=== Description of the task ===
Set the listing down again in full, word for word, with the pictures left out.

-*-*-

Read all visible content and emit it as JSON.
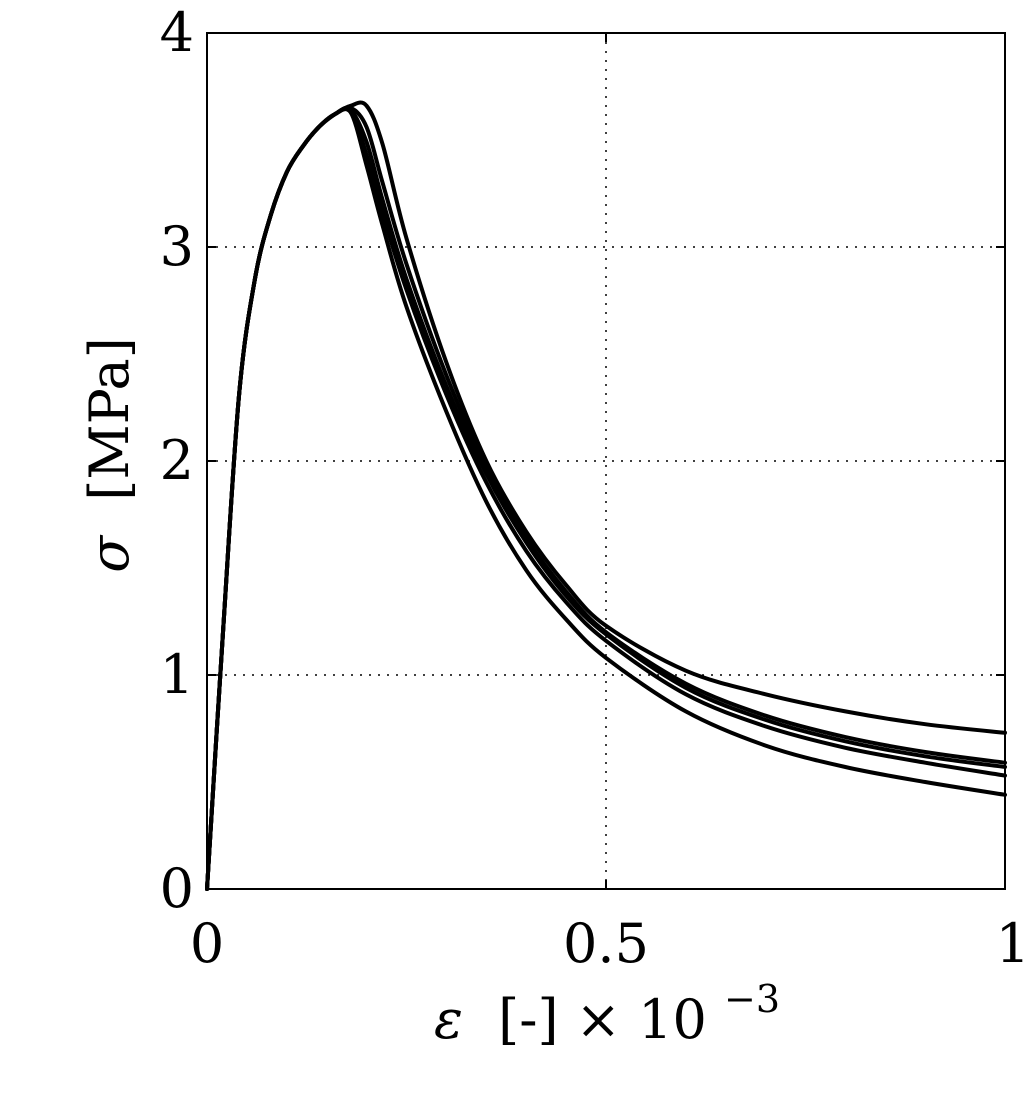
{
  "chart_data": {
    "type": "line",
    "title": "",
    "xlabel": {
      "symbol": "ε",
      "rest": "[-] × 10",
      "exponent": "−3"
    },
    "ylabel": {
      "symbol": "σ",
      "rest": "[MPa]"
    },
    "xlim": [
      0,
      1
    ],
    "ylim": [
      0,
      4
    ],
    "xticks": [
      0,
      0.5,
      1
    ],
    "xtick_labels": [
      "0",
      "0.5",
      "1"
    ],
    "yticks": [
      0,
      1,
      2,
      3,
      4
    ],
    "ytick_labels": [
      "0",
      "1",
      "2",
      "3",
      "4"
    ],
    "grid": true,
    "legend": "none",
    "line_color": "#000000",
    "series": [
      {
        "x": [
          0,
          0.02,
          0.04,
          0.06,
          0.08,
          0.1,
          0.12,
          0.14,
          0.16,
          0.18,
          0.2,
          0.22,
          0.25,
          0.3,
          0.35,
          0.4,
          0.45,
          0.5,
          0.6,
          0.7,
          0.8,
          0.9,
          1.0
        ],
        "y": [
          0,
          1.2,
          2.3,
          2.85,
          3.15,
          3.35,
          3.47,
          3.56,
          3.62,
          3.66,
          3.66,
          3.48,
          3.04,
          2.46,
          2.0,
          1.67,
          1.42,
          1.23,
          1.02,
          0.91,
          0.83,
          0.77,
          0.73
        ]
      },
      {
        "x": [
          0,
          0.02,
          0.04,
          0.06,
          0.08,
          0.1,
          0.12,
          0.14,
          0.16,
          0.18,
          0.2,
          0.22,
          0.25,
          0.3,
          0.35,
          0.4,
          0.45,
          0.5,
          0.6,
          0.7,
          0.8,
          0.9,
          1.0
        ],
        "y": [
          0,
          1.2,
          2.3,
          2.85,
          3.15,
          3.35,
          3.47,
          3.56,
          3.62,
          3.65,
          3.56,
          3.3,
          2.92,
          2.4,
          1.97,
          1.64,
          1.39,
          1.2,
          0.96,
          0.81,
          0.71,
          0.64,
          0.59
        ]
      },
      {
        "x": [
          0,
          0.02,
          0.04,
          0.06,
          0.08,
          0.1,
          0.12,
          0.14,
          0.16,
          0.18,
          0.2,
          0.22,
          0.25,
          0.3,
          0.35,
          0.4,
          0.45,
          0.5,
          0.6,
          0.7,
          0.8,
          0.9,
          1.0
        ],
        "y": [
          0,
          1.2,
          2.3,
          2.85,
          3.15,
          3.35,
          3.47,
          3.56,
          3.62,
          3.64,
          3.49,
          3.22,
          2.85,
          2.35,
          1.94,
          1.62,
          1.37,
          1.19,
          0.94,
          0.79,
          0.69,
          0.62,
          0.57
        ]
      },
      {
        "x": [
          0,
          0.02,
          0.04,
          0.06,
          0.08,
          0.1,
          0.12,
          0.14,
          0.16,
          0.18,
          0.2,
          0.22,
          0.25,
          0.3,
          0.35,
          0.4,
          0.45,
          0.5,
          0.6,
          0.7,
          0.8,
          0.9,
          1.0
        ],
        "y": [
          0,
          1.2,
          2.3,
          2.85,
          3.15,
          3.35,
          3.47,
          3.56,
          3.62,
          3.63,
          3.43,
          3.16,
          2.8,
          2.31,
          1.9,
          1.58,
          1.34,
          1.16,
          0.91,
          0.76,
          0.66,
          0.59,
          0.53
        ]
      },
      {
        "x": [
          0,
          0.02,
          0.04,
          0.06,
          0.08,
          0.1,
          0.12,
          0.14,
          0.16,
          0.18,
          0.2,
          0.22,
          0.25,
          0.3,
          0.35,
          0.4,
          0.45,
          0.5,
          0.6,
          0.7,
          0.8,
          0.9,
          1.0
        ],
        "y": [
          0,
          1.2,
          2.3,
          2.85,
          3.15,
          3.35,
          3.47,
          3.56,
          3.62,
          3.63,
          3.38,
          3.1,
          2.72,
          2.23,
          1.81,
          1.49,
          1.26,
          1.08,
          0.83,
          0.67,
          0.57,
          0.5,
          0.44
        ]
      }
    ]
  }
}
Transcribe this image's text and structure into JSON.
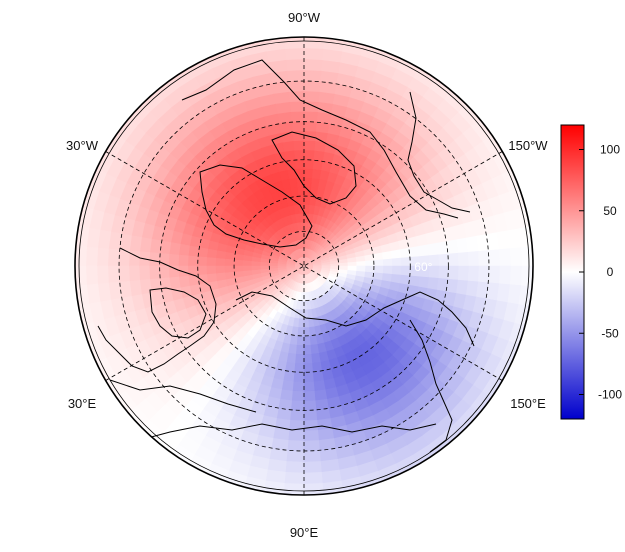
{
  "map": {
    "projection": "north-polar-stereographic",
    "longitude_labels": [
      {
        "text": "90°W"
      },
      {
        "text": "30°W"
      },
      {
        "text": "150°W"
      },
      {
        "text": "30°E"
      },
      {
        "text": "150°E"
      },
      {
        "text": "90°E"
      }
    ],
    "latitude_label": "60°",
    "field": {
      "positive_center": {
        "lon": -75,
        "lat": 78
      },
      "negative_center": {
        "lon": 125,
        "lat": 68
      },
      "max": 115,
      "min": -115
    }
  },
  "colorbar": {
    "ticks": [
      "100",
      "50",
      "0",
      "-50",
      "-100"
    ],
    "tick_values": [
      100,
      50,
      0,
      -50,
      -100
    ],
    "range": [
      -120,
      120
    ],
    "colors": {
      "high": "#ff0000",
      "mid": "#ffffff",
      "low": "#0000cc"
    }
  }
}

-*-*-

=== Task result ===
Read all visible content and emit it as JSON.
{
  "chart_data": {
    "type": "line",
    "title": "",
    "xlabel": {
      "symbol": "ε",
      "rest": "[-] × 10",
      "exponent": "−3"
    },
    "ylabel": {
      "symbol": "σ",
      "rest": "[MPa]"
    },
    "xlim": [
      0,
      1
    ],
    "ylim": [
      0,
      4
    ],
    "xticks": [
      0,
      0.5,
      1
    ],
    "xtick_labels": [
      "0",
      "0.5",
      "1"
    ],
    "yticks": [
      0,
      1,
      2,
      3,
      4
    ],
    "ytick_labels": [
      "0",
      "1",
      "2",
      "3",
      "4"
    ],
    "grid": true,
    "legend": "none",
    "line_color": "#000000",
    "series": [
      {
        "x": [
          0,
          0.02,
          0.04,
          0.06,
          0.08,
          0.1,
          0.12,
          0.14,
          0.16,
          0.18,
          0.2,
          0.22,
          0.25,
          0.3,
          0.35,
          0.4,
          0.45,
          0.5,
          0.6,
          0.7,
          0.8,
          0.9,
          1.0
        ],
        "y": [
          0,
          1.2,
          2.3,
          2.85,
          3.15,
          3.35,
          3.47,
          3.56,
          3.62,
          3.66,
          3.66,
          3.48,
          3.04,
          2.46,
          2.0,
          1.67,
          1.42,
          1.23,
          1.02,
          0.91,
          0.83,
          0.77,
          0.73
        ]
      },
      {
        "x": [
          0,
          0.02,
          0.04,
          0.06,
          0.08,
          0.1,
          0.12,
          0.14,
          0.16,
          0.18,
          0.2,
          0.22,
          0.25,
          0.3,
          0.35,
          0.4,
          0.45,
          0.5,
          0.6,
          0.7,
          0.8,
          0.9,
          1.0
        ],
        "y": [
          0,
          1.2,
          2.3,
          2.85,
          3.15,
          3.35,
          3.47,
          3.56,
          3.62,
          3.65,
          3.56,
          3.3,
          2.92,
          2.4,
          1.97,
          1.64,
          1.39,
          1.2,
          0.96,
          0.81,
          0.71,
          0.64,
          0.59
        ]
      },
      {
        "x": [
          0,
          0.02,
          0.04,
          0.06,
          0.08,
          0.1,
          0.12,
          0.14,
          0.16,
          0.18,
          0.2,
          0.22,
          0.25,
          0.3,
          0.35,
          0.4,
          0.45,
          0.5,
          0.6,
          0.7,
          0.8,
          0.9,
          1.0
        ],
        "y": [
          0,
          1.2,
          2.3,
          2.85,
          3.15,
          3.35,
          3.47,
          3.56,
          3.62,
          3.64,
          3.49,
          3.22,
          2.85,
          2.35,
          1.94,
          1.62,
          1.37,
          1.19,
          0.94,
          0.79,
          0.69,
          0.62,
          0.57
        ]
      },
      {
        "x": [
          0,
          0.02,
          0.04,
          0.06,
          0.08,
          0.1,
          0.12,
          0.14,
          0.16,
          0.18,
          0.2,
          0.22,
          0.25,
          0.3,
          0.35,
          0.4,
          0.45,
          0.5,
          0.6,
          0.7,
          0.8,
          0.9,
          1.0
        ],
        "y": [
          0,
          1.2,
          2.3,
          2.85,
          3.15,
          3.35,
          3.47,
          3.56,
          3.62,
          3.63,
          3.43,
          3.16,
          2.8,
          2.31,
          1.9,
          1.58,
          1.34,
          1.16,
          0.91,
          0.76,
          0.66,
          0.59,
          0.53
        ]
      },
      {
        "x": [
          0,
          0.02,
          0.04,
          0.06,
          0.08,
          0.1,
          0.12,
          0.14,
          0.16,
          0.18,
          0.2,
          0.22,
          0.25,
          0.3,
          0.35,
          0.4,
          0.45,
          0.5,
          0.6,
          0.7,
          0.8,
          0.9,
          1.0
        ],
        "y": [
          0,
          1.2,
          2.3,
          2.85,
          3.15,
          3.35,
          3.47,
          3.56,
          3.62,
          3.63,
          3.38,
          3.1,
          2.72,
          2.23,
          1.81,
          1.49,
          1.26,
          1.08,
          0.83,
          0.67,
          0.57,
          0.5,
          0.44
        ]
      }
    ]
  }
}
Transcribe this image's text and structure into JSON.
{
  "map": {
    "projection": "north-polar-stereographic",
    "longitude_labels": [
      {
        "text": "90°W"
      },
      {
        "text": "30°W"
      },
      {
        "text": "150°W"
      },
      {
        "text": "30°E"
      },
      {
        "text": "150°E"
      },
      {
        "text": "90°E"
      }
    ],
    "latitude_label": "60°",
    "field": {
      "positive_center": {
        "lon": -75,
        "lat": 78
      },
      "negative_center": {
        "lon": 125,
        "lat": 68
      },
      "max": 115,
      "min": -115
    }
  },
  "colorbar": {
    "ticks": [
      "100",
      "50",
      "0",
      "-50",
      "-100"
    ],
    "tick_values": [
      100,
      50,
      0,
      -50,
      -100
    ],
    "range": [
      -120,
      120
    ],
    "colors": {
      "high": "#ff0000",
      "mid": "#ffffff",
      "low": "#0000cc"
    }
  }
}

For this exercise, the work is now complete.